Selected passage -
First, it is wages deferred. You sign on the dotted line with company X, and it agrees to deduct a chunk of your salary, and add a bit too, as long as you don’t expect to claim it until you stop working.
This binds you to the company and the company to you in ways that used to be seen as good for both sides and good for society.
Second, it is a promise to pay. When those promises start being broken, we should have a close look at why. Royal Mail said last week that it wants to shut its final salary pension scheme, making 90,000 workers poorer in the process.
The maths is striking (the postmen might soon be, too). A 30-year-old with 10 years’ service at Royal Mail who was expecting to retire on a pension of £15,000 — not exactly a fortune — will see that cut to £7000, a barely liveable pittance.
Some say the closure of the scheme is a matter of inevitability, Royal Mail finally doing what so many big companies have already done. You can see that there’s an issue, since it pays in £400 million a year to the fund and estimates that it would have to pay £1 billion a year in the future.
But that assumes bond yields don’t leap, which they might. Pension funds have long lives; how they look today doesn’t necessarily predict their health later.
Unlike many company schemes, the Royal Mail pension fund isn’t even in deficit; indeed it has a £1.8 billion surplus.
It’s not a matter of certainty that Royal Mail couldn’t keep its promise to staff and give them a proper pension.
When it comes to pensions, it is noticeable the difference in the numbers that get bandied around depending on the audience.
When facing the City, companies like to talk about how much cash they generate, about how profitable they are going to become. When talking to staff about pensions, suddenly that cash doesn’t exist. So they’re fibbing to someone.

Instruction 1 - In the records below, count the lines that contain the string "보증인원", treating case as significant. Reply with the number alone.

(Element-and-box listings)
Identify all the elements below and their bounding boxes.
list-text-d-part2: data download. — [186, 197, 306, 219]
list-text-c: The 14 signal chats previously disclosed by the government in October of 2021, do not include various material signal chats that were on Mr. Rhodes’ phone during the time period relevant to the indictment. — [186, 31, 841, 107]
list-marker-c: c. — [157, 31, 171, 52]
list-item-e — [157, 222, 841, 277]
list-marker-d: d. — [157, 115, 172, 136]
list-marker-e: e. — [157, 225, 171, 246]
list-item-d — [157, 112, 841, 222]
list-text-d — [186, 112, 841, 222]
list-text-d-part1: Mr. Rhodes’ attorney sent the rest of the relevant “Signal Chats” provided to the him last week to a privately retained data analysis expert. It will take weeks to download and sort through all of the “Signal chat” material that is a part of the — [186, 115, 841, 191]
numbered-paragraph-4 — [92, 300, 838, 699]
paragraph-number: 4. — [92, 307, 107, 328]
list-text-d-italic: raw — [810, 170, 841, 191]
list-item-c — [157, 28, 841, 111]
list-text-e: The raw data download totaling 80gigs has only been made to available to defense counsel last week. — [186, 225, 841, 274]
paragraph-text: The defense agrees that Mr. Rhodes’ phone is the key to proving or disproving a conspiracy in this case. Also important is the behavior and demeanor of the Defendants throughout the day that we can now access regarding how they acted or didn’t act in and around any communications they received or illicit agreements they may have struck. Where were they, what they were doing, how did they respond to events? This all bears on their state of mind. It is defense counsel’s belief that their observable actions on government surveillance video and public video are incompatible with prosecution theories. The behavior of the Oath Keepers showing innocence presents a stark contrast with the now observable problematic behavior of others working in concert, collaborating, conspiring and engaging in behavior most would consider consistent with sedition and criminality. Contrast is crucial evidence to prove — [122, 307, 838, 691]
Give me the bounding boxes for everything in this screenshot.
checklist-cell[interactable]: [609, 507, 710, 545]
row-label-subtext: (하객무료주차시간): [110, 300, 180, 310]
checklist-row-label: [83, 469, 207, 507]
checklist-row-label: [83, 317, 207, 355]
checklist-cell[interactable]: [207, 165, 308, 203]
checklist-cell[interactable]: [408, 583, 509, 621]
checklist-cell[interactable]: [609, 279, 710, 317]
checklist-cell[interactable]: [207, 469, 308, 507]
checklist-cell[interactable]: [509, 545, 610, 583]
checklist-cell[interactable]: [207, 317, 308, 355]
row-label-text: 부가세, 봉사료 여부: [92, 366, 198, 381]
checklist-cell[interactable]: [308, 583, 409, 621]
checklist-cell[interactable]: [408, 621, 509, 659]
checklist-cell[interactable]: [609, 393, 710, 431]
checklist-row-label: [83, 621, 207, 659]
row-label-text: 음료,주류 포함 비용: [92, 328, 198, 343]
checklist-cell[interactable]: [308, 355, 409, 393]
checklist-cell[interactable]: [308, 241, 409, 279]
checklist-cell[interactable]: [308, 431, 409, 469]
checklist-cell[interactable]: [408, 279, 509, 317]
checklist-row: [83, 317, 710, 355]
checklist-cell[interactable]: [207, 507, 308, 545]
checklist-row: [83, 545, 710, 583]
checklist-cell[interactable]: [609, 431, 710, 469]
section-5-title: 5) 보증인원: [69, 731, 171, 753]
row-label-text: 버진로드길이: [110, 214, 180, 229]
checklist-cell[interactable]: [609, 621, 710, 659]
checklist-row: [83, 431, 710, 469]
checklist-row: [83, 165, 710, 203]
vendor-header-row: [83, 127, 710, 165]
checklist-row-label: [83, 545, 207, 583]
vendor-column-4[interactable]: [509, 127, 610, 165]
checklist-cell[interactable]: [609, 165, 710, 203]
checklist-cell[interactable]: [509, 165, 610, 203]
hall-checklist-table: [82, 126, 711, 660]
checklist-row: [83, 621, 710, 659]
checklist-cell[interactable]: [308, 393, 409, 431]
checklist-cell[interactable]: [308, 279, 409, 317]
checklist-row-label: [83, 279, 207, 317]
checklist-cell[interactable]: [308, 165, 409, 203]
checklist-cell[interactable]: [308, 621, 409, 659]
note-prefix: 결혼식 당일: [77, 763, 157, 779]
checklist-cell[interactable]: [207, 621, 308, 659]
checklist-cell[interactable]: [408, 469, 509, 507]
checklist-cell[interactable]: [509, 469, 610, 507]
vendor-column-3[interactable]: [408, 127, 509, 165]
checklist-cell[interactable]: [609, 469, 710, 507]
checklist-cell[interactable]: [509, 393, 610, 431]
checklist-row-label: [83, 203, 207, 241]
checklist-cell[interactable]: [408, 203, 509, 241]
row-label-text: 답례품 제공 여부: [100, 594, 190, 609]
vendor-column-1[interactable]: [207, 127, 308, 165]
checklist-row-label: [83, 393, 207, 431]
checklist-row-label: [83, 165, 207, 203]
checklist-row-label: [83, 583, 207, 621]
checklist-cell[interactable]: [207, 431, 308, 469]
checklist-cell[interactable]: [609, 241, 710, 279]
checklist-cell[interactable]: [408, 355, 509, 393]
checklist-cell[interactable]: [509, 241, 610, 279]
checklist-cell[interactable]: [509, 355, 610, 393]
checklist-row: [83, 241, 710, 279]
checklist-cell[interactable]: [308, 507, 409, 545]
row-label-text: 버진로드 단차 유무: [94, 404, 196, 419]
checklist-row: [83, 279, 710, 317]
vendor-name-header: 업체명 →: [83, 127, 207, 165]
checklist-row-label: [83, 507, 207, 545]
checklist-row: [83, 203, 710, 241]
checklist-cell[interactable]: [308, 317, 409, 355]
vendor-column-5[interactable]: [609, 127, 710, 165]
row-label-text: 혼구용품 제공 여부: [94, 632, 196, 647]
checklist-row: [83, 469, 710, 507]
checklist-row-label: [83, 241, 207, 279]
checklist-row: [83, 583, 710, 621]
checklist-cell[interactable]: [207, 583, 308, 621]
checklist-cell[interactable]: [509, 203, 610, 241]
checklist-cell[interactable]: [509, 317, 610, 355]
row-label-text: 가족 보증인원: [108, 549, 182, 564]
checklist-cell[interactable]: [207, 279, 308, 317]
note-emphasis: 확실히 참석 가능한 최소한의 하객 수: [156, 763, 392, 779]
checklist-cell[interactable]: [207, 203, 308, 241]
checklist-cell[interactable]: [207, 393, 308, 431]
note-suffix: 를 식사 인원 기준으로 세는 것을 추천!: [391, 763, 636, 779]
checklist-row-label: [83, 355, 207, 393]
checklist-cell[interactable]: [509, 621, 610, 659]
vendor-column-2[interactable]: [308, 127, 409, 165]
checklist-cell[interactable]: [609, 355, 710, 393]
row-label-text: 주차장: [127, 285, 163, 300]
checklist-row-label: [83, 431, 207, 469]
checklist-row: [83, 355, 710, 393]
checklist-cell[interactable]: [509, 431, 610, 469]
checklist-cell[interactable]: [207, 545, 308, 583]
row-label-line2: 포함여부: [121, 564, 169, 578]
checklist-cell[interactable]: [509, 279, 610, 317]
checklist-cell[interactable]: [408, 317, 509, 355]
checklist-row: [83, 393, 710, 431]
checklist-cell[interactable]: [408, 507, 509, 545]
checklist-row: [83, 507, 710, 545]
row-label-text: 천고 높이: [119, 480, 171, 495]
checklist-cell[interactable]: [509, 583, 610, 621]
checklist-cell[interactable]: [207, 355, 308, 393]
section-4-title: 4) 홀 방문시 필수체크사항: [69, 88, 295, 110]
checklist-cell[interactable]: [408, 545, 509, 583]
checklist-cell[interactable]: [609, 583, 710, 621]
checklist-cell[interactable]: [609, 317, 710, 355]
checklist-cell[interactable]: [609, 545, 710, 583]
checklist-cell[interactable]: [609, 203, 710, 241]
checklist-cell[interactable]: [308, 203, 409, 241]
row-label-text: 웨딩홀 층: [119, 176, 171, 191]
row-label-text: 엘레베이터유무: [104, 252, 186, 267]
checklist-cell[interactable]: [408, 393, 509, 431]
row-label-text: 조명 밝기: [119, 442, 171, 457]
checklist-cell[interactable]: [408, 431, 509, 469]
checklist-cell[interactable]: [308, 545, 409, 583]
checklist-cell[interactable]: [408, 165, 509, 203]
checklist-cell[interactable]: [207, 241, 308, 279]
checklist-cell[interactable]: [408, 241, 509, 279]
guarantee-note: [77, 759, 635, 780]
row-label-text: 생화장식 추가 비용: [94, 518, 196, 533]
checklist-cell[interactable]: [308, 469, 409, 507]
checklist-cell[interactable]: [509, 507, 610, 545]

Instruction 2 - Transcribe the stretch of the passage on Royal Mail pensions from "Some say the" through "on the audience.".

Correct output 1 - 2

Correct output 2 -
Some say the closure of the scheme is a matter of inevitability, Royal Mail finally doing what so many big companies have already done. You can see that there’s an issue, since it pays in £400 million a year to the fund and estimates that it would have to pay £1 billion a year in the future.
But that assumes bond yields don’t leap, which they might. Pension funds have long lives; how they look today doesn’t necessarily predict their health later.
Unlike many company schemes, the Royal Mail pension fund isn’t even in deficit; indeed it has a £1.8 billion surplus.
It’s not a matter of certainty that Royal Mail couldn’t keep its promise to staff and give them a proper pension.
When it comes to pensions, it is noticeable the difference in the numbers that get bandied around depending on the audience.